* **Task**
Identify all lines of the data containing the string "name" and copy them.

****************************************

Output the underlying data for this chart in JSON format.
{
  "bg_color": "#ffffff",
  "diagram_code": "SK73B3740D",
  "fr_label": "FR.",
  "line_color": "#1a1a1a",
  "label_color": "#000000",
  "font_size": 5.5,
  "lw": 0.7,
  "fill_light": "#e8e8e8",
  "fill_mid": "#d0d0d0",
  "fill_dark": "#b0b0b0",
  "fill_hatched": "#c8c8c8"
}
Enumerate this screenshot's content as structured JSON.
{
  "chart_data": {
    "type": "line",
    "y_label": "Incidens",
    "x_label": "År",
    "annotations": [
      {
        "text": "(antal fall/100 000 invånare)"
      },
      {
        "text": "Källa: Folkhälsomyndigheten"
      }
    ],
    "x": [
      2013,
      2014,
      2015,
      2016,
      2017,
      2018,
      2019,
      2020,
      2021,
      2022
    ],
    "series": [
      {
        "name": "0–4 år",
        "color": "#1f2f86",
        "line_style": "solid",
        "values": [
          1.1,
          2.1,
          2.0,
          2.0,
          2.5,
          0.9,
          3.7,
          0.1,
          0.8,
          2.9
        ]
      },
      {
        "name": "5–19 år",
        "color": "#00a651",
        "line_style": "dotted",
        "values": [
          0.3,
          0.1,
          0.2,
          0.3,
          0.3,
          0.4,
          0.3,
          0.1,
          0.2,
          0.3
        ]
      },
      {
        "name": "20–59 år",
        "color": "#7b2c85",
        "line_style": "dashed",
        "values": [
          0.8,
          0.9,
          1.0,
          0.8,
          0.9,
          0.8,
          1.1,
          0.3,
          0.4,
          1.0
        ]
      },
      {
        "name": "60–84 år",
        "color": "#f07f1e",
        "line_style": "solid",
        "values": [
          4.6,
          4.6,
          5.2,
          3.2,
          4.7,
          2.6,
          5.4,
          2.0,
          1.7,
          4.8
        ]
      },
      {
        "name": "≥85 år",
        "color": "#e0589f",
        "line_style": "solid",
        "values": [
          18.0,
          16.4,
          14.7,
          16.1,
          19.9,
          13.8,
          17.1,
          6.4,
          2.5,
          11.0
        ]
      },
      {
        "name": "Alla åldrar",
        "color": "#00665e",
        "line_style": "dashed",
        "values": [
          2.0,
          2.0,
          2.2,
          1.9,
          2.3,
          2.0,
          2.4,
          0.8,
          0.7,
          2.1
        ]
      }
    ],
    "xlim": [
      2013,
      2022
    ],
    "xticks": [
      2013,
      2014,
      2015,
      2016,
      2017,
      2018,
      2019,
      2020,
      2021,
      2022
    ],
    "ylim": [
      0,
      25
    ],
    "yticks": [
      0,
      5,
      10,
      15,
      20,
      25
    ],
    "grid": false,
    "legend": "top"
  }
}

****************************************

* **Solution for this problem**
        "name": "0–4 år",
        "name": "5–19 år",
        "name": "20–59 år",
        "name": "60–84 år",
        "name": "≥85 år",
        "name": "Alla åldrar",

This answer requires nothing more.